[Dataset items]
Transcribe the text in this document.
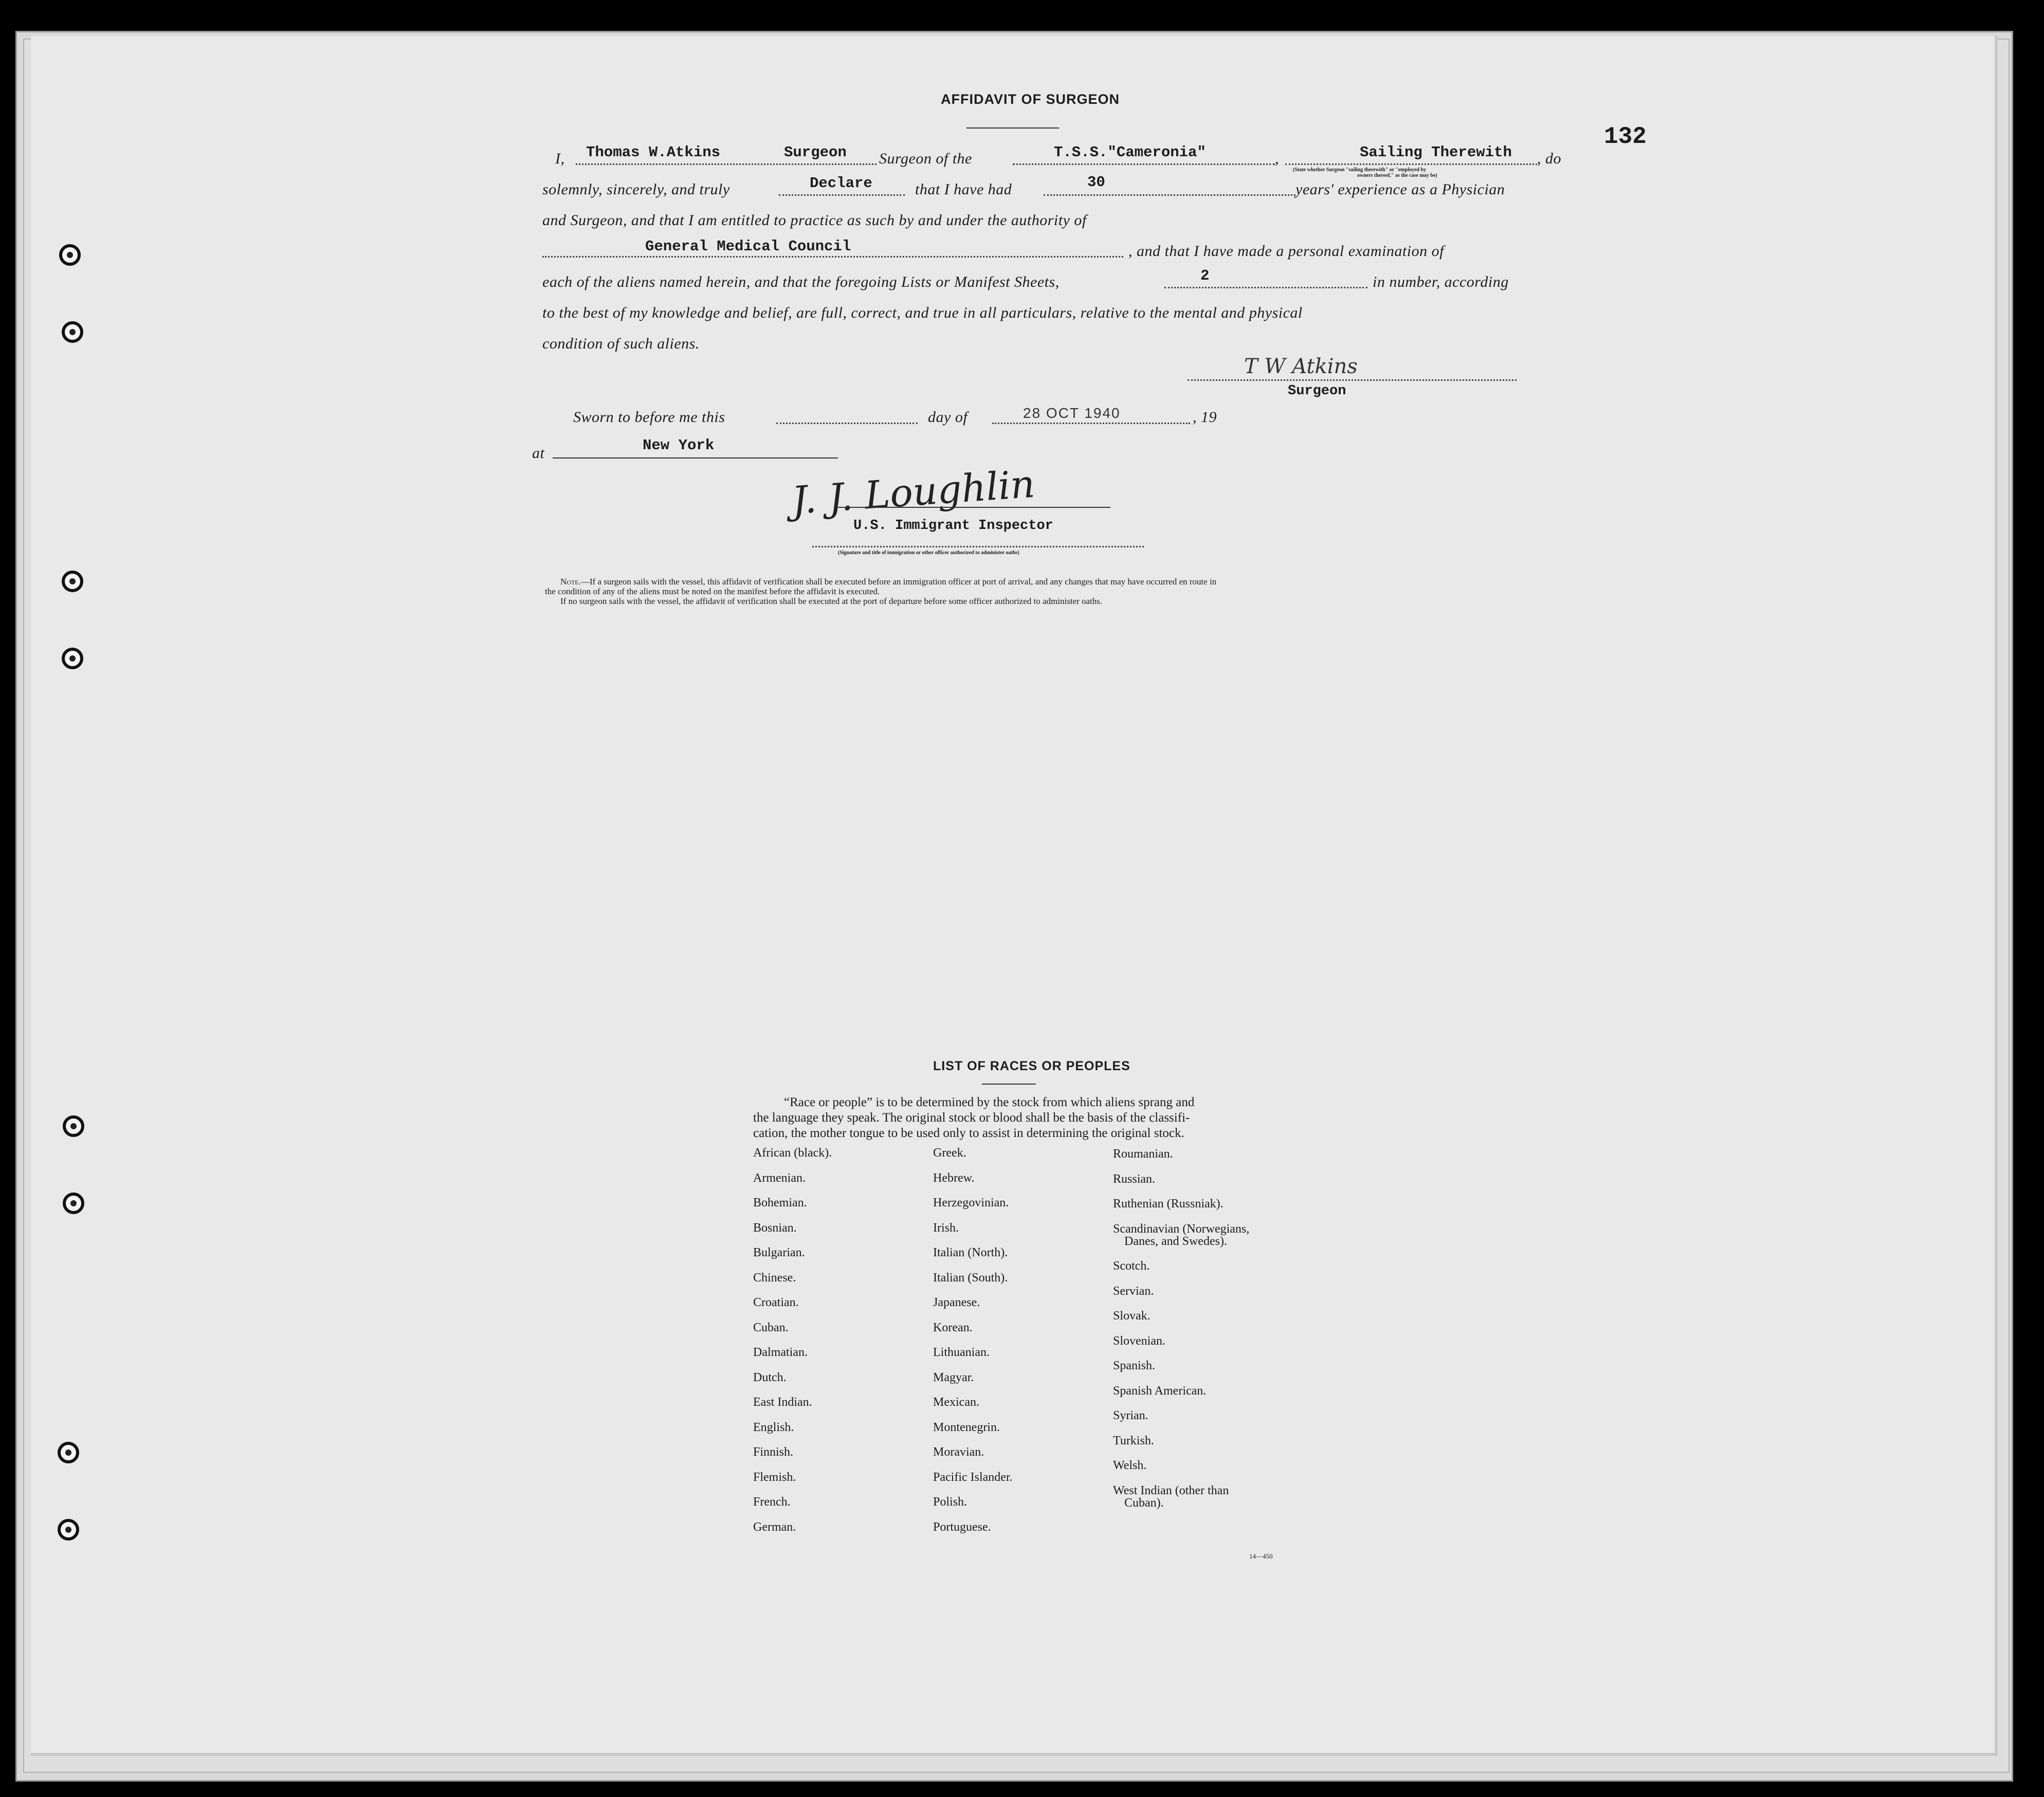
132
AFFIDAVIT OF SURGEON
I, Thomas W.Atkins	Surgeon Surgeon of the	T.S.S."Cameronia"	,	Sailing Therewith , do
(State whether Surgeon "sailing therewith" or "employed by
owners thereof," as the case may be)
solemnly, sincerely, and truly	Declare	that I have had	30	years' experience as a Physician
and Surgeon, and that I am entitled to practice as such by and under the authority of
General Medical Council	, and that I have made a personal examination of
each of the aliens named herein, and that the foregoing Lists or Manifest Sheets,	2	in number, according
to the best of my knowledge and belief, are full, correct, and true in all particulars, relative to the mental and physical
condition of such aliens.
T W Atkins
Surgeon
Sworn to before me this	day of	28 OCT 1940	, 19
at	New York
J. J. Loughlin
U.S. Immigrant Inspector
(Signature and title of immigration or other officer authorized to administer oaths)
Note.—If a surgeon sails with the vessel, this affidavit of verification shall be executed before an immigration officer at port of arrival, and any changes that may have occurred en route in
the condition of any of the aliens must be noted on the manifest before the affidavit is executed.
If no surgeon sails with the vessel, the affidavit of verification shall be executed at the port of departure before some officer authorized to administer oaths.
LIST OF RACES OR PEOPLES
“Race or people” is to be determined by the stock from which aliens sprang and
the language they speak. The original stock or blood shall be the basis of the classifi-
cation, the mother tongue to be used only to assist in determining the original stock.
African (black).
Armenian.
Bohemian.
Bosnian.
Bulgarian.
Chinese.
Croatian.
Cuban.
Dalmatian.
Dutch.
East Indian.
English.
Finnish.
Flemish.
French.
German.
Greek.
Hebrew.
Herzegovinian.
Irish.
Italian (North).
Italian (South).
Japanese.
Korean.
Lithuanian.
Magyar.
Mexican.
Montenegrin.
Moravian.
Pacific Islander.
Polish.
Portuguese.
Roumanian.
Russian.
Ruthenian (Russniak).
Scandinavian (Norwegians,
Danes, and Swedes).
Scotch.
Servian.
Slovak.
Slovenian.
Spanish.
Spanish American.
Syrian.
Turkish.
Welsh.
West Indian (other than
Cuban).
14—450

--

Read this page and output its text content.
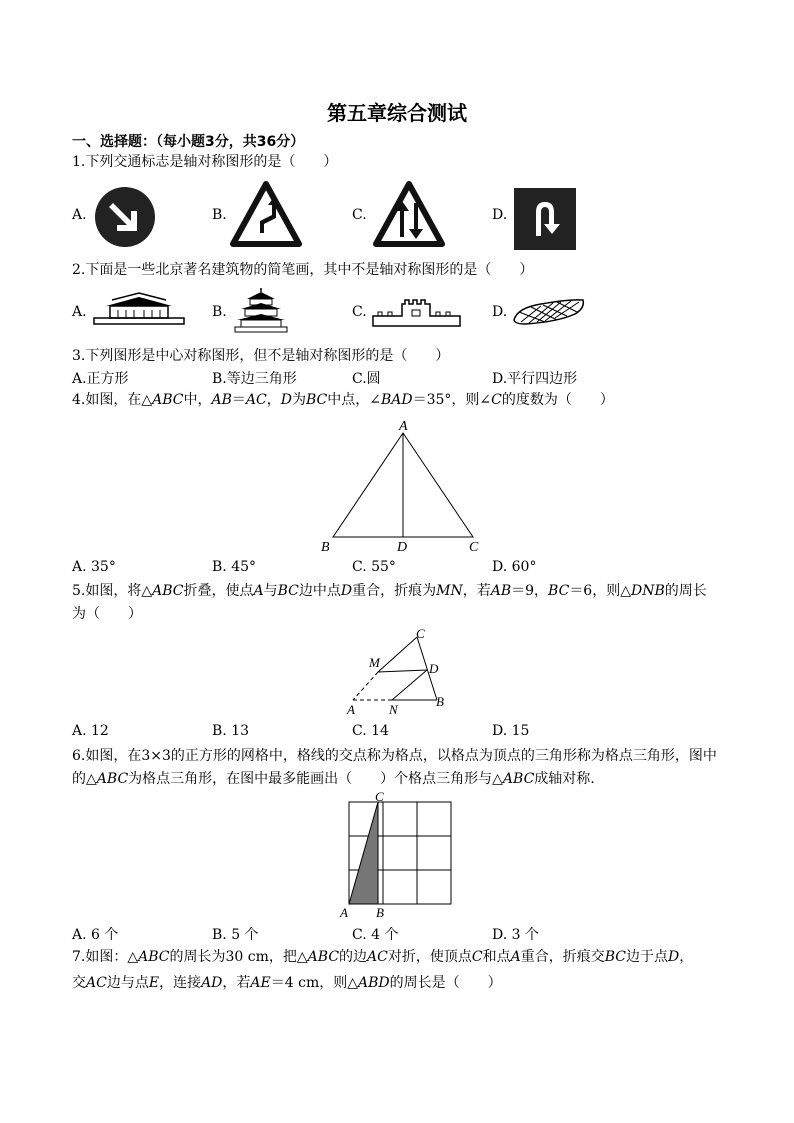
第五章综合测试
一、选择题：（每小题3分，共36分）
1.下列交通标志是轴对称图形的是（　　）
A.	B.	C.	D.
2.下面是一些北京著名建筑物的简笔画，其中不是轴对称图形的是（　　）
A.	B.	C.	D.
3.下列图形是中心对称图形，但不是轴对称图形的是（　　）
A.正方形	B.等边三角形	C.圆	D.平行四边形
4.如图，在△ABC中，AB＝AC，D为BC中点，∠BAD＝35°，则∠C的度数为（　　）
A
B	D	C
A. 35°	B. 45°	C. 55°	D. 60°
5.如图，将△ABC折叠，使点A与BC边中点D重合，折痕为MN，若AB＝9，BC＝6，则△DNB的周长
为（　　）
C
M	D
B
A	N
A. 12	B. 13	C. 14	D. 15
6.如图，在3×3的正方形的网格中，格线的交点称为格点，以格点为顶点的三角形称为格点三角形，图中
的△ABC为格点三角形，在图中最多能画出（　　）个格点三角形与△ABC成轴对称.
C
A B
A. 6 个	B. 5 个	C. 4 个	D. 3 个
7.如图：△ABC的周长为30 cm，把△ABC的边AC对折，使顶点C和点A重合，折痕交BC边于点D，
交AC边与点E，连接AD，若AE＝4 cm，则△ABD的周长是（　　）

...

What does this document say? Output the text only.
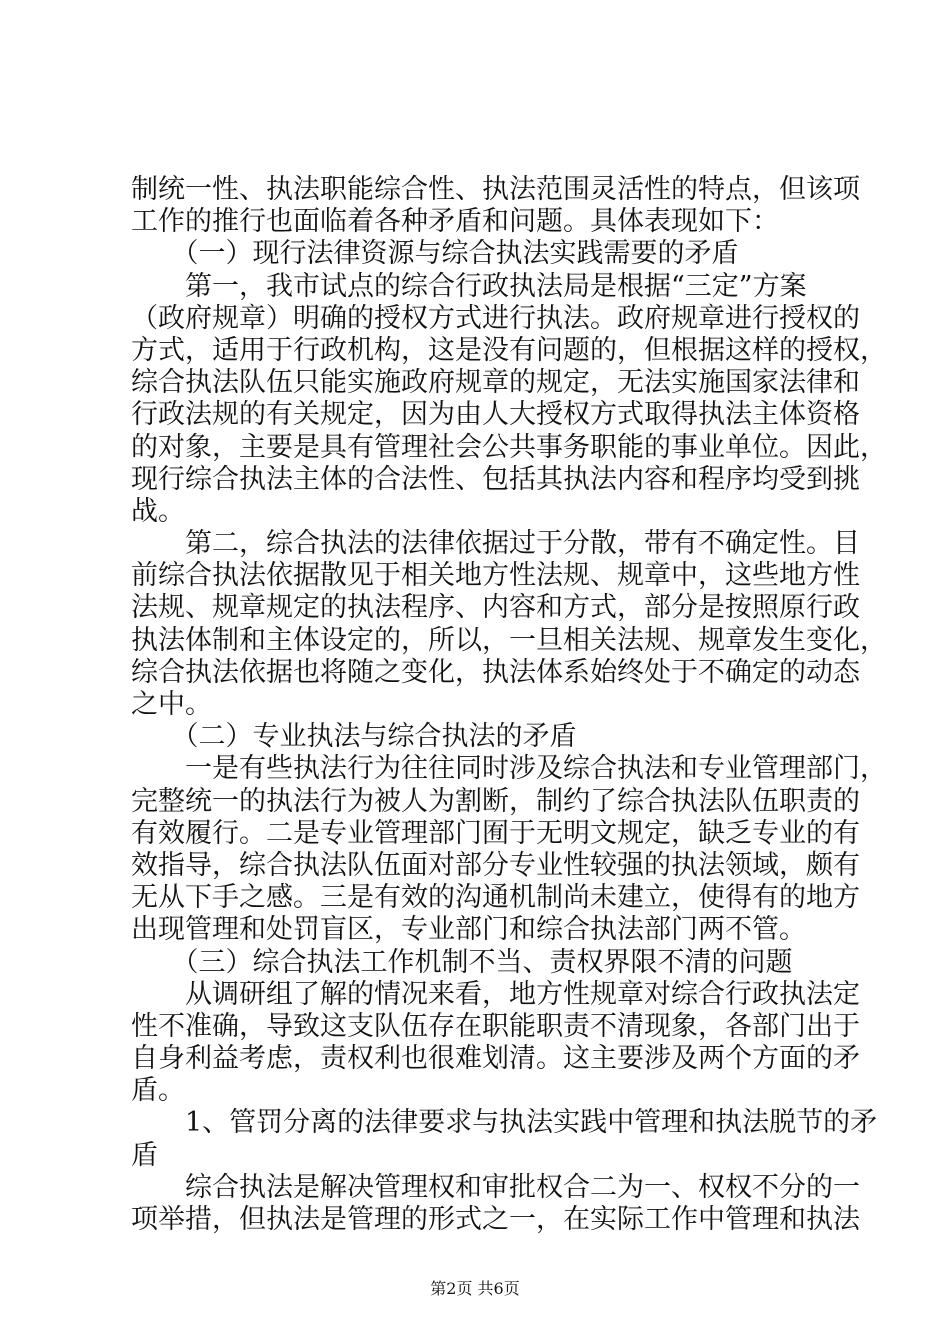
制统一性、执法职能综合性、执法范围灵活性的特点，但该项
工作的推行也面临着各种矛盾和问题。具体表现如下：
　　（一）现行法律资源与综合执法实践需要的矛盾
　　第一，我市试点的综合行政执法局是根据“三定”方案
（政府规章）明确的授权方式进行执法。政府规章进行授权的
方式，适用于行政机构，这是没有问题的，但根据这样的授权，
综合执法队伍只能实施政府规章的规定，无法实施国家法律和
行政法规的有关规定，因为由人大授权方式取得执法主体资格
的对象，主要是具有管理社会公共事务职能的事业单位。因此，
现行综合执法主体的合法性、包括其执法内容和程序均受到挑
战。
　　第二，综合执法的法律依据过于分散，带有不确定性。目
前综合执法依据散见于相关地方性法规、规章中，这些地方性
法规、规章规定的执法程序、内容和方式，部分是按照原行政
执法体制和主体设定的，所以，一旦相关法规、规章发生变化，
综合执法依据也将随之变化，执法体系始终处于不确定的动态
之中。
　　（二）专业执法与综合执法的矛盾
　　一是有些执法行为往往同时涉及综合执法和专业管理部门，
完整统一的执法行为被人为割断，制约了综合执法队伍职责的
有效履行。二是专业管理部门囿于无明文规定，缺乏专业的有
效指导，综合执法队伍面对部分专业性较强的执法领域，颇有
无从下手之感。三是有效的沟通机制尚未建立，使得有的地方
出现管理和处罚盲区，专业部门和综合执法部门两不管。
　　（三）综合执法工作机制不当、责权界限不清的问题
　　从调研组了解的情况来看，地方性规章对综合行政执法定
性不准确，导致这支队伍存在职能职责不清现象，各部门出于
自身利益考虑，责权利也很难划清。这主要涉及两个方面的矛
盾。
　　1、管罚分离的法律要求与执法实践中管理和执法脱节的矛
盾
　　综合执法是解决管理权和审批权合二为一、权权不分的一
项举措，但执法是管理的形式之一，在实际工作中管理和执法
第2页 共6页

INSTRUCTIONS FOR THE TASK:
Select every line in the records above that contains the word "have".

SOLVED PROBLEM:
solemnly, sincerely, and truly	Declare	that I have had	30	years' experience as a Physician
General Medical Council	, and that I have made a personal examination of
Note.—If a surgeon sails with the vessel, this affidavit of verification shall be executed before an immigration officer at port of arrival, and any changes that may have occurred en route in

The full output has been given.